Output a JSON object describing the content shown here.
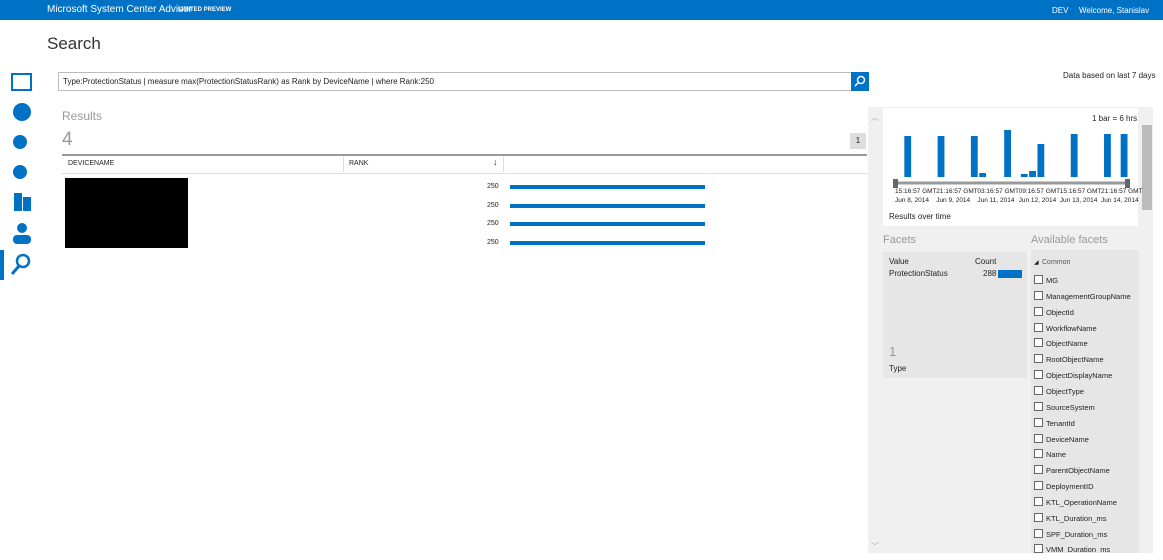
{
  "header": {
    "product": "Microsoft System Center Advisor",
    "badge": "LIMITED PREVIEW",
    "environment": "DEV",
    "welcome": "Welcome, Stanislav"
  },
  "page_title": "Search",
  "search": {
    "query": "Type:ProtectionStatus | measure max(ProtectionStatusRank) as Rank by DeviceName | where Rank:250",
    "data_note": "Data based on last 7 days"
  },
  "results": {
    "label": "Results",
    "count": 4,
    "page": 1,
    "columns": [
      "DEVICENAME",
      "RANK"
    ],
    "rows": [
      {
        "rank": 250
      },
      {
        "rank": 250
      },
      {
        "rank": 250
      },
      {
        "rank": 250
      }
    ]
  },
  "timeline": {
    "scale_label": "1 bar = 6 hrs",
    "caption": "Results over time",
    "bars": [
      0,
      41,
      0,
      0,
      0,
      41,
      0,
      0,
      0,
      41,
      4,
      0,
      0,
      47,
      0,
      3,
      6,
      33,
      0,
      0,
      0,
      43,
      0,
      0,
      0,
      43,
      0,
      43
    ],
    "ticks": [
      {
        "time": "15:16:57 GMT",
        "date": "Jun 8, 2014"
      },
      {
        "time": "21:16:57 GMT",
        "date": "Jun 9, 2014"
      },
      {
        "time": "03:16:57 GMT",
        "date": "Jun 11, 2014"
      },
      {
        "time": "09:16:57 GMT",
        "date": "Jun 12, 2014"
      },
      {
        "time": "15:16:57 GMT",
        "date": "Jun 13, 2014"
      },
      {
        "time": "21:16:57 GMT",
        "date": "Jun 14, 2014"
      }
    ]
  },
  "facets": {
    "title": "Facets",
    "value_header": "Value",
    "count_header": "Count",
    "items": [
      {
        "value": "ProtectionStatus",
        "count": 288
      }
    ],
    "type_count": 1,
    "type_label": "Type"
  },
  "available_facets": {
    "title": "Available facets",
    "group": "Common",
    "fields": [
      "MG",
      "ManagementGroupName",
      "ObjectId",
      "WorkflowName",
      "ObjectName",
      "RootObjectName",
      "ObjectDisplayName",
      "ObjectType",
      "SourceSystem",
      "TenantId",
      "DeviceName",
      "Name",
      "ParentObjectName",
      "DeploymentID",
      "KTL_OperationName",
      "KTL_Duration_ms",
      "SPF_Duration_ms",
      "VMM_Duration_ms"
    ]
  }
}
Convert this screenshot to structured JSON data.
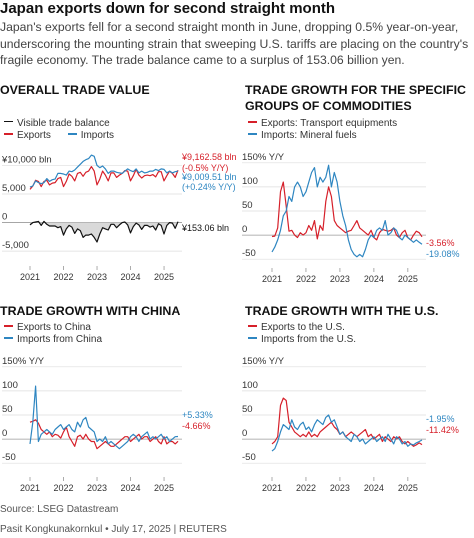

-------

*Directive:*
Every record above must be given again exactly; drop the pictures.

*Answer to this problem:*
Output a JSON object describing the content shown here.
{
  "header": {
    "product": "Microsoft System Center Advisor",
    "badge": "LIMITED PREVIEW",
    "environment": "DEV",
    "welcome": "Welcome, Stanislav"
  },
  "page_title": "Search",
  "search": {
    "query": "Type:ProtectionStatus | measure max(ProtectionStatusRank) as Rank by DeviceName | where Rank:250",
    "data_note": "Data based on last 7 days"
  },
  "results": {
    "label": "Results",
    "count": 4,
    "page": 1,
    "columns": [
      "DEVICENAME",
      "RANK"
    ],
    "rows": [
      {
        "rank": 250
      },
      {
        "rank": 250
      },
      {
        "rank": 250
      },
      {
        "rank": 250
      }
    ]
  },
  "timeline": {
    "scale_label": "1 bar = 6 hrs",
    "caption": "Results over time",
    "bars": [
      0,
      41,
      0,
      0,
      0,
      41,
      0,
      0,
      0,
      41,
      4,
      0,
      0,
      47,
      0,
      3,
      6,
      33,
      0,
      0,
      0,
      43,
      0,
      0,
      0,
      43,
      0,
      43
    ],
    "ticks": [
      {
        "time": "15:16:57 GMT",
        "date": "Jun 8, 2014"
      },
      {
        "time": "21:16:57 GMT",
        "date": "Jun 9, 2014"
      },
      {
        "time": "03:16:57 GMT",
        "date": "Jun 11, 2014"
      },
      {
        "time": "09:16:57 GMT",
        "date": "Jun 12, 2014"
      },
      {
        "time": "15:16:57 GMT",
        "date": "Jun 13, 2014"
      },
      {
        "time": "21:16:57 GMT",
        "date": "Jun 14, 2014"
      }
    ]
  },
  "facets": {
    "title": "Facets",
    "value_header": "Value",
    "count_header": "Count",
    "items": [
      {
        "value": "ProtectionStatus",
        "count": 288
      }
    ],
    "type_count": 1,
    "type_label": "Type"
  },
  "available_facets": {
    "title": "Available facets",
    "group": "Common",
    "fields": [
      "MG",
      "ManagementGroupName",
      "ObjectId",
      "WorkflowName",
      "ObjectName",
      "RootObjectName",
      "ObjectDisplayName",
      "ObjectType",
      "SourceSystem",
      "TenantId",
      "DeviceName",
      "Name",
      "ParentObjectName",
      "DeploymentID",
      "KTL_OperationName",
      "KTL_Duration_ms",
      "SPF_Duration_ms",
      "VMM_Duration_ms"
    ]
  }
}
Convert this screenshot to structured JSON data.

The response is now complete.